-- Dataset records start --

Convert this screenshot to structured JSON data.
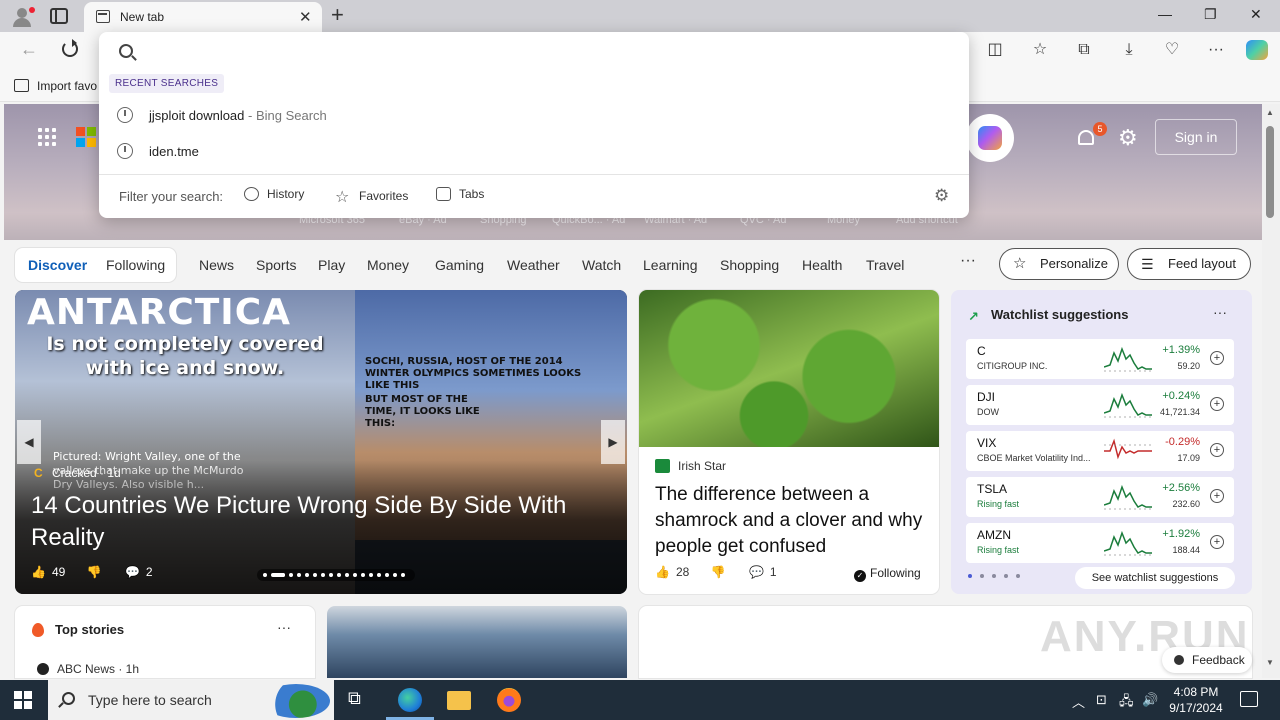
{
  "browser": {
    "tab_title": "New tab",
    "favorites_label": "Import favo"
  },
  "omnibox": {
    "recent_label": "RECENT SEARCHES",
    "recent": [
      {
        "query": "jjsploit download",
        "suffix": " - Bing Search"
      },
      {
        "query": "iden.tme",
        "suffix": ""
      }
    ],
    "filter_label": "Filter your search:",
    "filters": [
      "History",
      "Favorites",
      "Tabs"
    ]
  },
  "hero": {
    "notification_count": "5",
    "signin_label": "Sign in",
    "shortcuts": [
      "Microsoft 365",
      "eBay · Ad",
      "Shopping",
      "QuickBo... · Ad",
      "Walmart · Ad",
      "QVC · Ad",
      "Money",
      "Add shortcut"
    ]
  },
  "feed_nav": {
    "discover": "Discover",
    "following": "Following",
    "links": [
      "News",
      "Sports",
      "Play",
      "Money",
      "Gaming",
      "Weather",
      "Watch",
      "Learning",
      "Shopping",
      "Health",
      "Travel"
    ],
    "more": "···",
    "personalize": "Personalize",
    "feed_layout": "Feed layout"
  },
  "main_card": {
    "image_title": "ANTARCTICA",
    "image_caption": "Is not completely covered with ice and snow.",
    "image_caption_right1": "SOCHI, RUSSIA, HOST OF THE 2014 WINTER OLYMPICS SOMETIMES LOOKS LIKE THIS",
    "image_caption_right2": "BUT MOST OF THE TIME, IT LOOKS LIKE THIS:",
    "image_caption_pictured": "Pictured: Wright Valley, one of the valleys that make up the McMurdo Dry Valleys. Also visible h...",
    "source": "Cracked · 1d",
    "headline": "14 Countries We Picture Wrong Side By Side With Reality",
    "likes": "49",
    "comments": "2"
  },
  "card2": {
    "source": "Irish Star",
    "headline": "The difference between a shamrock and a clover and why people get confused",
    "likes": "28",
    "comments": "1",
    "following": "Following"
  },
  "watchlist": {
    "title": "Watchlist suggestions",
    "more": "···",
    "see_all": "See watchlist suggestions",
    "stocks": [
      {
        "symbol": "C",
        "name": "CITIGROUP INC.",
        "change": "+1.39%",
        "price": "59.20",
        "direction": "up",
        "name_style": "plain"
      },
      {
        "symbol": "DJI",
        "name": "DOW",
        "change": "+0.24%",
        "price": "41,721.34",
        "direction": "up",
        "name_style": "plain"
      },
      {
        "symbol": "VIX",
        "name": "CBOE Market Volatility Ind...",
        "change": "-0.29%",
        "price": "17.09",
        "direction": "down",
        "name_style": "plain"
      },
      {
        "symbol": "TSLA",
        "name": "Rising fast",
        "change": "+2.56%",
        "price": "232.60",
        "direction": "up",
        "name_style": "rising"
      },
      {
        "symbol": "AMZN",
        "name": "Rising fast",
        "change": "+1.92%",
        "price": "188.44",
        "direction": "up",
        "name_style": "rising"
      }
    ]
  },
  "top_stories": {
    "title": "Top stories",
    "more": "···",
    "first_source": "ABC News · 1h"
  },
  "feedback_label": "Feedback",
  "taskbar": {
    "search_placeholder": "Type here to search",
    "time": "4:08 PM",
    "date": "9/17/2024"
  },
  "colors": {
    "accent": "#0f5fb8",
    "stock_up": "#1b7d3c",
    "stock_down": "#c42b2b",
    "taskbar": "#1f2d3a"
  }
}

-- Dataset records end --

** Directions for this task **
In the entries above, find lines with "LOOKS" and copy each.

** Task answer **
    "image_caption_right1": "SOCHI, RUSSIA, HOST OF THE 2014 WINTER OLYMPICS SOMETIMES LOOKS LIKE THIS",
    "image_caption_right2": "BUT MOST OF THE TIME, IT LOOKS LIKE THIS:",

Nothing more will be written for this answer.